Supplied text:
"""

Author:
Ashley Zhong

Ashley Lee Zhong is a passionate vintage crochet collector, granny square lover, and designer for her own clothing label, Snapdragon Brand. She currently calls Rochester, NY home and revels in the wonderful community of creatives there (it’s a special place!). When she’s not burrowing through waist-deep snow, she’s probably in her studio stapling granny squares to the wall, or designing something colorful and comfy.

Upcycled Granny Square Cardigan

Maker
3/13/2019

Hi, Everybody! My name is Ashley Lee Zhong, but you may know me as Snapdragon Brand on Instagram, where I share my colorful creations, chat about life and make friends with passionate fiber people. The images I share with the world are bright, happy and unapologetically unusual. But it’s taken me a long time to get to this point of confidence. I was a shy kid growing up, often squirreling away experimenting with crochet projects, or making costumes out of notebook paper when I should have been using it for my homework. I’ve always been creative, and I learned to use that creativity to communicate what I didn’t know how to say for myself. But through years of awkward flailing and sheer willpower, I’m finally out of my shy streak, finished with school, done with jobs that I worried would simultaneously melt my brain and soul, and I’m ready to use my creativity to communicate on a much larger scale, to more of you lovely people! HELLO, friends!

"""

Objective:
In the author profile, copy the passage from "Ashley Lee Zhong is" up to and including "colorful and comfy.", and swap "studio" for "workshop".

Records supplied:
"""

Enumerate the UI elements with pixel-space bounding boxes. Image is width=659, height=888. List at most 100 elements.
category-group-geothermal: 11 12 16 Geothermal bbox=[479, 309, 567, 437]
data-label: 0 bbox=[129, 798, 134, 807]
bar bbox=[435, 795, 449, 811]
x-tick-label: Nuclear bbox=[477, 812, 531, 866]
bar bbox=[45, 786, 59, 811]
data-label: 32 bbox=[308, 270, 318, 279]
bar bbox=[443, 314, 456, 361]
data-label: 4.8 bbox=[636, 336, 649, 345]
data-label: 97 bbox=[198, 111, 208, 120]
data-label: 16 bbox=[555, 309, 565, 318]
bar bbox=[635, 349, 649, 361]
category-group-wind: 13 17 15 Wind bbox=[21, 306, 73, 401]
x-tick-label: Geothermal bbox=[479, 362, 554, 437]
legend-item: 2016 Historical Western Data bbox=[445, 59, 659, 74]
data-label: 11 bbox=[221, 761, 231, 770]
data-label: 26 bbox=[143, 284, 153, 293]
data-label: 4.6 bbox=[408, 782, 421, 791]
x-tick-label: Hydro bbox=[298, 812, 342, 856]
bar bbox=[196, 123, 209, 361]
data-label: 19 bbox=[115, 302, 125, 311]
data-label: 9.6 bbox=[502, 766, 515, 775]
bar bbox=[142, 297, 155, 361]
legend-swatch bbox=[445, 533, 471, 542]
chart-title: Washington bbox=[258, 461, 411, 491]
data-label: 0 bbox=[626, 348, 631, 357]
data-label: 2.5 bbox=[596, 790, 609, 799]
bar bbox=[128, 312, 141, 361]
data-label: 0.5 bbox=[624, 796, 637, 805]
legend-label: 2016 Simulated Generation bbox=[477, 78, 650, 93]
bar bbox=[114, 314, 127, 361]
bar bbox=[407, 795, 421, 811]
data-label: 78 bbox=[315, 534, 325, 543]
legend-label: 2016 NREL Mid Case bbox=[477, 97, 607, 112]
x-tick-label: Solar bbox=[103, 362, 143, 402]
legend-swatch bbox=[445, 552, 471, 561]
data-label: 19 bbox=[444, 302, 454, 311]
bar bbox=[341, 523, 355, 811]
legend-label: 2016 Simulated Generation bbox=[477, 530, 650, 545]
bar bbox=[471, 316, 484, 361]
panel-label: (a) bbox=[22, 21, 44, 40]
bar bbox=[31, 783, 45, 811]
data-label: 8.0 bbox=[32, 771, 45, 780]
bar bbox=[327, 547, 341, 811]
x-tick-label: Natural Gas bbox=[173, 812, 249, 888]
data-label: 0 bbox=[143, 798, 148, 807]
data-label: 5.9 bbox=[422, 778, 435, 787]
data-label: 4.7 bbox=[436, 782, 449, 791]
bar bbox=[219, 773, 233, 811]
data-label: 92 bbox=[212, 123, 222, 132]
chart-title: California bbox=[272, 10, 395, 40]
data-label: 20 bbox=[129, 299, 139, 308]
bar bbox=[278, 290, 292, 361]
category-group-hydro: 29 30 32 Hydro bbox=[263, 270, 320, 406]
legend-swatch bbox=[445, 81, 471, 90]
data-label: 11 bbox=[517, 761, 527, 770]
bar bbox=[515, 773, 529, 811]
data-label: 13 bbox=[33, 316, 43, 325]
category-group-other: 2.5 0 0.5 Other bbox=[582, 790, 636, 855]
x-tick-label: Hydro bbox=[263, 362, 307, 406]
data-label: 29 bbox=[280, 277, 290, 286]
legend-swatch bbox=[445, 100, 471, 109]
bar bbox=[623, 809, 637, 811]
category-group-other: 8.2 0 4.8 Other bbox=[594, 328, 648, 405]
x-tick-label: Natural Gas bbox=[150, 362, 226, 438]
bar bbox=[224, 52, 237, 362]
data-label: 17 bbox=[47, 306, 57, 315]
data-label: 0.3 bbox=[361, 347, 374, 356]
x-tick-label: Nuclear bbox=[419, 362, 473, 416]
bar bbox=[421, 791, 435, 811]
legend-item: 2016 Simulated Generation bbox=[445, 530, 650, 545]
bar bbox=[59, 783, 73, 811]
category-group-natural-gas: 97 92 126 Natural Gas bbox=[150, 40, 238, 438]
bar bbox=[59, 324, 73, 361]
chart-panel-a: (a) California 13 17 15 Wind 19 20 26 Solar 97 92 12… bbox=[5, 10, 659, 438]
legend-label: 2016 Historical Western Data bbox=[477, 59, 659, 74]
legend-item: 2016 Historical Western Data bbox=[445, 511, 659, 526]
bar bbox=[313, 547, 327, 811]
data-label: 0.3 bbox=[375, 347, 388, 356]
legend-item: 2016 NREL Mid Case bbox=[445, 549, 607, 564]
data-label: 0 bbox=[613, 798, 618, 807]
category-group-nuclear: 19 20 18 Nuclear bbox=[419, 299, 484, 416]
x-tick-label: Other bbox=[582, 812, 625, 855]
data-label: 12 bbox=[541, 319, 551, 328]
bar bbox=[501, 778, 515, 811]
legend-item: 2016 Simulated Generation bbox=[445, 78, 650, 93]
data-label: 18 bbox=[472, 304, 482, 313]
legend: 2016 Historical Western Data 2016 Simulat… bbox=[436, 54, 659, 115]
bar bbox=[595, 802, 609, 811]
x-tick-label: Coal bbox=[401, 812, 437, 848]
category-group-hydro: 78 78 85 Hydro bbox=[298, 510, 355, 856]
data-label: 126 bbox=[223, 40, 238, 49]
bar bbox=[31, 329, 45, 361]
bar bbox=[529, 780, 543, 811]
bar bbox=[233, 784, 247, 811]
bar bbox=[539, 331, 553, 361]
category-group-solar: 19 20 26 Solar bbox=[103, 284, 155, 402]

"""

Finished task:
Ashley Lee Zhong is a passionate vintage crochet collector, granny square lover, and designer for her own clothing label, Snapdragon Brand. She currently calls Rochester, NY home and revels in the wonderful community of creatives there (it’s a special place!). When she’s not burrowing through waist-deep snow, she’s probably in her workshop stapling granny squares to the wall, or designing something colorful and comfy.